Problem to solve. Give the listing again character for character, but drop the images.

### The input

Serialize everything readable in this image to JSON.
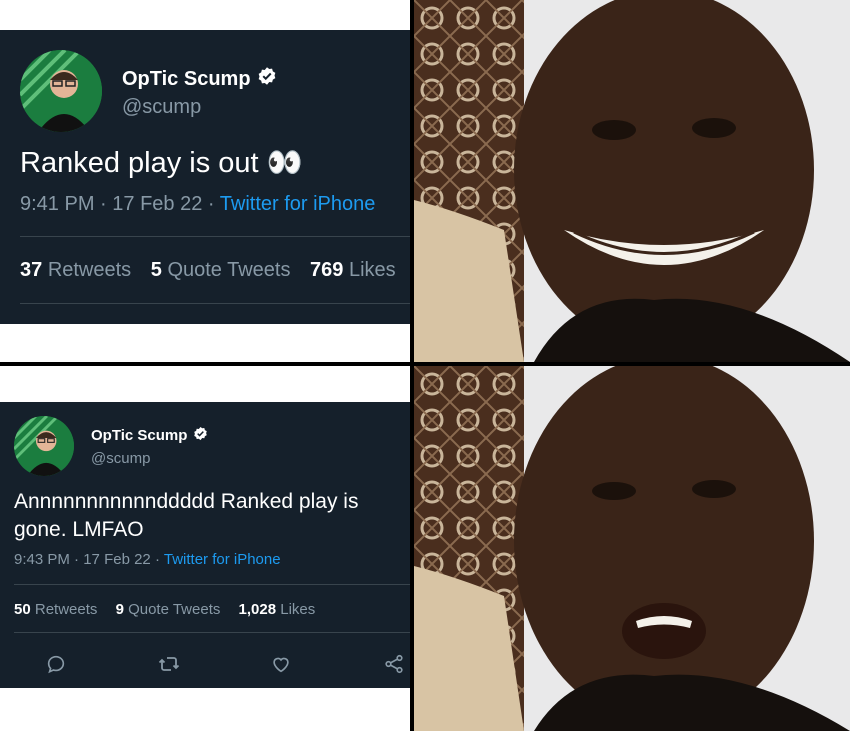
{
  "top_tweet": {
    "display_name": "OpTic Scump",
    "handle": "@scump",
    "text": "Ranked play is out 👀",
    "time": "9:41 PM",
    "date": "17 Feb 22",
    "source": "Twitter for iPhone",
    "retweets_count": "37",
    "retweets_label": "Retweets",
    "quote_count": "5",
    "quote_label": "Quote Tweets",
    "likes_count": "769",
    "likes_label": "Likes"
  },
  "bottom_tweet": {
    "display_name": "OpTic Scump",
    "handle": "@scump",
    "text": "Annnnnnnnnnnddddd Ranked play is gone. LMFAO",
    "time": "9:43 PM",
    "date": "17 Feb 22",
    "source": "Twitter for iPhone",
    "retweets_count": "50",
    "retweets_label": "Retweets",
    "quote_count": "9",
    "quote_label": "Quote Tweets",
    "likes_count": "1,028",
    "likes_label": "Likes"
  },
  "icons": {
    "verified": "verified-badge-icon",
    "reply": "reply-icon",
    "retweet": "retweet-icon",
    "like": "heart-icon",
    "share": "share-icon"
  },
  "colors": {
    "tweet_bg": "#15202b",
    "muted": "#8899a6",
    "link": "#1d9bf0",
    "verified": "#ffffff"
  }
}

######

Solution.
Serialize everything readable in this image to JSON.
{
  "top_tweet": {
    "display_name": "OpTic Scump",
    "handle": "@scump",
    "text": "Ranked play is out 👀",
    "time": "9:41 PM",
    "date": "17 Feb 22",
    "source": "Twitter for iPhone",
    "retweets_count": "37",
    "retweets_label": "Retweets",
    "quote_count": "5",
    "quote_label": "Quote Tweets",
    "likes_count": "769",
    "likes_label": "Likes"
  },
  "bottom_tweet": {
    "display_name": "OpTic Scump",
    "handle": "@scump",
    "text": "Annnnnnnnnnnddddd Ranked play is gone. LMFAO",
    "time": "9:43 PM",
    "date": "17 Feb 22",
    "source": "Twitter for iPhone",
    "retweets_count": "50",
    "retweets_label": "Retweets",
    "quote_count": "9",
    "quote_label": "Quote Tweets",
    "likes_count": "1,028",
    "likes_label": "Likes"
  },
  "icons": {
    "verified": "verified-badge-icon",
    "reply": "reply-icon",
    "retweet": "retweet-icon",
    "like": "heart-icon",
    "share": "share-icon"
  },
  "colors": {
    "tweet_bg": "#15202b",
    "muted": "#8899a6",
    "link": "#1d9bf0",
    "verified": "#ffffff"
  }
}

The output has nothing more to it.